(EXERCISE TASK) Return the records in full, exactly as given.

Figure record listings
** START **

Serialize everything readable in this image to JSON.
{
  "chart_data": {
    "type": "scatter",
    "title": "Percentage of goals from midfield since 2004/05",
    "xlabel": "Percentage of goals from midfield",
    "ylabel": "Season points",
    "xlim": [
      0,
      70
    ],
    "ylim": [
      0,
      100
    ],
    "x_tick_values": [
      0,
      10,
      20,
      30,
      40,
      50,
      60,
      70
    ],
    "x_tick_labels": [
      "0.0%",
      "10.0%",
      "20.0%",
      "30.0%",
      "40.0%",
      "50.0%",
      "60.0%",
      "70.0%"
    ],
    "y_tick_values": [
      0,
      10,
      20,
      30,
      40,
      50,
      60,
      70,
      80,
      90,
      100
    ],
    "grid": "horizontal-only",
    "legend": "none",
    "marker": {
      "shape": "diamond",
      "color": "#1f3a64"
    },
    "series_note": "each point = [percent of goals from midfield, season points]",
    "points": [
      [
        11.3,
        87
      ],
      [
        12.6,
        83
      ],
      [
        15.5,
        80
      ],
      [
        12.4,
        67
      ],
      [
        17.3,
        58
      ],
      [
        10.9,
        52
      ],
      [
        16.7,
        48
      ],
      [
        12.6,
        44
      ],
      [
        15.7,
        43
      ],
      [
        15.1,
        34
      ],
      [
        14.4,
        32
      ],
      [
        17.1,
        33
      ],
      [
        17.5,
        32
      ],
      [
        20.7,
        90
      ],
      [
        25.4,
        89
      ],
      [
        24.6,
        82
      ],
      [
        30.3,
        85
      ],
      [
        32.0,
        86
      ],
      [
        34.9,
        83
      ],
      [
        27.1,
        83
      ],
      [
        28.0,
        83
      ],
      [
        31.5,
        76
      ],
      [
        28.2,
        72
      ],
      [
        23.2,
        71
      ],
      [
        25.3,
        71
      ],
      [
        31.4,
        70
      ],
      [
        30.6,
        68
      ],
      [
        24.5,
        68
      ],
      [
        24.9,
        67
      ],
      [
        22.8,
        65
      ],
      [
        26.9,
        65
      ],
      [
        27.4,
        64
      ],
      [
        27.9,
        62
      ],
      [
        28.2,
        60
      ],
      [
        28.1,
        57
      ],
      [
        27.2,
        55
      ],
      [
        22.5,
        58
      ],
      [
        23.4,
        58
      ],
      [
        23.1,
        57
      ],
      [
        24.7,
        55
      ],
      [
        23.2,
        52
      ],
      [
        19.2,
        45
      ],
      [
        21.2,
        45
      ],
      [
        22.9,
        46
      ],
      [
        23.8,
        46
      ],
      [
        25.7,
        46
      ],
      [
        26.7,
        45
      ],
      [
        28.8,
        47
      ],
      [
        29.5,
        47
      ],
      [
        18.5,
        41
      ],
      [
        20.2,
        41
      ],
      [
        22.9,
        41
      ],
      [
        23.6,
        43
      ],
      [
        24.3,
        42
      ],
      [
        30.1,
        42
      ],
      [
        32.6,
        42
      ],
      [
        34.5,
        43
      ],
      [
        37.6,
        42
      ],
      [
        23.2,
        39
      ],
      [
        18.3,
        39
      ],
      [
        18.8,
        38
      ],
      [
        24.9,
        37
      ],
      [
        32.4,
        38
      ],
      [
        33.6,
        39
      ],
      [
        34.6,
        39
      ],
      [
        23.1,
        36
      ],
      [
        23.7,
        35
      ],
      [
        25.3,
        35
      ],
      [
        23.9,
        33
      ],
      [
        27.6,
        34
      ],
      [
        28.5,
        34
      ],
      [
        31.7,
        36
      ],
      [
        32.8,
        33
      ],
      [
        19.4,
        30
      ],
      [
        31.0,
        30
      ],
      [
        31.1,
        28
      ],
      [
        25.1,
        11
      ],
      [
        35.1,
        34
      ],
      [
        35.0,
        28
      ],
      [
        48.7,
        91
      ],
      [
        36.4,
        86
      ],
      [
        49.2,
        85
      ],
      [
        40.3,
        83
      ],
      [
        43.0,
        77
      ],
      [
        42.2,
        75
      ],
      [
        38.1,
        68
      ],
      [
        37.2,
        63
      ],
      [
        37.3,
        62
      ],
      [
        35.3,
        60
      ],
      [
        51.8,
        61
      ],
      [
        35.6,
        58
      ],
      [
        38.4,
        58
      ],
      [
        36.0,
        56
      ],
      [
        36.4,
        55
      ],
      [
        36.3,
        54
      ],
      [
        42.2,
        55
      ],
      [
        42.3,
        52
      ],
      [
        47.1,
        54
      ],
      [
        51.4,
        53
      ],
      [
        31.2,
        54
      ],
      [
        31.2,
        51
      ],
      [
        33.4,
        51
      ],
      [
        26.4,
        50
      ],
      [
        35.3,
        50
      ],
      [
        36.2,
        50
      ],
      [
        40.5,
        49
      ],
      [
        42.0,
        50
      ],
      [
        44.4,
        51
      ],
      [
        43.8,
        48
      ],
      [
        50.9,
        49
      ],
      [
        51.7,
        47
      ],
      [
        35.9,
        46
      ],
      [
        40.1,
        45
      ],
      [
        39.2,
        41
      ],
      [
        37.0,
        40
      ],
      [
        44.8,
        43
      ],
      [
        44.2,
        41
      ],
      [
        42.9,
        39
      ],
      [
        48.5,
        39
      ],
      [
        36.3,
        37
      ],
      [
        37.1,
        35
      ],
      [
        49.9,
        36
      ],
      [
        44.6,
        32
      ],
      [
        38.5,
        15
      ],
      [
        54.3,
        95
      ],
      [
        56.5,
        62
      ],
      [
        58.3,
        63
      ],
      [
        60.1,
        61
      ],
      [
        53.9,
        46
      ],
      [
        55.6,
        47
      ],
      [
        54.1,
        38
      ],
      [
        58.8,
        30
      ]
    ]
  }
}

** END **

(RESULT FOR THIS EXERCISE)
Serialize everything readable in this image to JSON.
{
  "chart_data": {
    "type": "scatter",
    "title": "Percentage of goals from midfield since 2004/05",
    "xlabel": "Percentage of goals from midfield",
    "ylabel": "Season points",
    "xlim": [
      0,
      70
    ],
    "ylim": [
      0,
      100
    ],
    "x_tick_values": [
      0,
      10,
      20,
      30,
      40,
      50,
      60,
      70
    ],
    "x_tick_labels": [
      "0.0%",
      "10.0%",
      "20.0%",
      "30.0%",
      "40.0%",
      "50.0%",
      "60.0%",
      "70.0%"
    ],
    "y_tick_values": [
      0,
      10,
      20,
      30,
      40,
      50,
      60,
      70,
      80,
      90,
      100
    ],
    "grid": "horizontal-only",
    "legend": "none",
    "marker": {
      "shape": "diamond",
      "color": "#1f3a64"
    },
    "series_note": "each point = [percent of goals from midfield, season points]",
    "points": [
      [
        11.3,
        87
      ],
      [
        12.6,
        83
      ],
      [
        15.5,
        80
      ],
      [
        12.4,
        67
      ],
      [
        17.3,
        58
      ],
      [
        10.9,
        52
      ],
      [
        16.7,
        48
      ],
      [
        12.6,
        44
      ],
      [
        15.7,
        43
      ],
      [
        15.1,
        34
      ],
      [
        14.4,
        32
      ],
      [
        17.1,
        33
      ],
      [
        17.5,
        32
      ],
      [
        20.7,
        90
      ],
      [
        25.4,
        89
      ],
      [
        24.6,
        82
      ],
      [
        30.3,
        85
      ],
      [
        32.0,
        86
      ],
      [
        34.9,
        83
      ],
      [
        27.1,
        83
      ],
      [
        28.0,
        83
      ],
      [
        31.5,
        76
      ],
      [
        28.2,
        72
      ],
      [
        23.2,
        71
      ],
      [
        25.3,
        71
      ],
      [
        31.4,
        70
      ],
      [
        30.6,
        68
      ],
      [
        24.5,
        68
      ],
      [
        24.9,
        67
      ],
      [
        22.8,
        65
      ],
      [
        26.9,
        65
      ],
      [
        27.4,
        64
      ],
      [
        27.9,
        62
      ],
      [
        28.2,
        60
      ],
      [
        28.1,
        57
      ],
      [
        27.2,
        55
      ],
      [
        22.5,
        58
      ],
      [
        23.4,
        58
      ],
      [
        23.1,
        57
      ],
      [
        24.7,
        55
      ],
      [
        23.2,
        52
      ],
      [
        19.2,
        45
      ],
      [
        21.2,
        45
      ],
      [
        22.9,
        46
      ],
      [
        23.8,
        46
      ],
      [
        25.7,
        46
      ],
      [
        26.7,
        45
      ],
      [
        28.8,
        47
      ],
      [
        29.5,
        47
      ],
      [
        18.5,
        41
      ],
      [
        20.2,
        41
      ],
      [
        22.9,
        41
      ],
      [
        23.6,
        43
      ],
      [
        24.3,
        42
      ],
      [
        30.1,
        42
      ],
      [
        32.6,
        42
      ],
      [
        34.5,
        43
      ],
      [
        37.6,
        42
      ],
      [
        23.2,
        39
      ],
      [
        18.3,
        39
      ],
      [
        18.8,
        38
      ],
      [
        24.9,
        37
      ],
      [
        32.4,
        38
      ],
      [
        33.6,
        39
      ],
      [
        34.6,
        39
      ],
      [
        23.1,
        36
      ],
      [
        23.7,
        35
      ],
      [
        25.3,
        35
      ],
      [
        23.9,
        33
      ],
      [
        27.6,
        34
      ],
      [
        28.5,
        34
      ],
      [
        31.7,
        36
      ],
      [
        32.8,
        33
      ],
      [
        19.4,
        30
      ],
      [
        31.0,
        30
      ],
      [
        31.1,
        28
      ],
      [
        25.1,
        11
      ],
      [
        35.1,
        34
      ],
      [
        35.0,
        28
      ],
      [
        48.7,
        91
      ],
      [
        36.4,
        86
      ],
      [
        49.2,
        85
      ],
      [
        40.3,
        83
      ],
      [
        43.0,
        77
      ],
      [
        42.2,
        75
      ],
      [
        38.1,
        68
      ],
      [
        37.2,
        63
      ],
      [
        37.3,
        62
      ],
      [
        35.3,
        60
      ],
      [
        51.8,
        61
      ],
      [
        35.6,
        58
      ],
      [
        38.4,
        58
      ],
      [
        36.0,
        56
      ],
      [
        36.4,
        55
      ],
      [
        36.3,
        54
      ],
      [
        42.2,
        55
      ],
      [
        42.3,
        52
      ],
      [
        47.1,
        54
      ],
      [
        51.4,
        53
      ],
      [
        31.2,
        54
      ],
      [
        31.2,
        51
      ],
      [
        33.4,
        51
      ],
      [
        26.4,
        50
      ],
      [
        35.3,
        50
      ],
      [
        36.2,
        50
      ],
      [
        40.5,
        49
      ],
      [
        42.0,
        50
      ],
      [
        44.4,
        51
      ],
      [
        43.8,
        48
      ],
      [
        50.9,
        49
      ],
      [
        51.7,
        47
      ],
      [
        35.9,
        46
      ],
      [
        40.1,
        45
      ],
      [
        39.2,
        41
      ],
      [
        37.0,
        40
      ],
      [
        44.8,
        43
      ],
      [
        44.2,
        41
      ],
      [
        42.9,
        39
      ],
      [
        48.5,
        39
      ],
      [
        36.3,
        37
      ],
      [
        37.1,
        35
      ],
      [
        49.9,
        36
      ],
      [
        44.6,
        32
      ],
      [
        38.5,
        15
      ],
      [
        54.3,
        95
      ],
      [
        56.5,
        62
      ],
      [
        58.3,
        63
      ],
      [
        60.1,
        61
      ],
      [
        53.9,
        46
      ],
      [
        55.6,
        47
      ],
      [
        54.1,
        38
      ],
      [
        58.8,
        30
      ]
    ]
  }
}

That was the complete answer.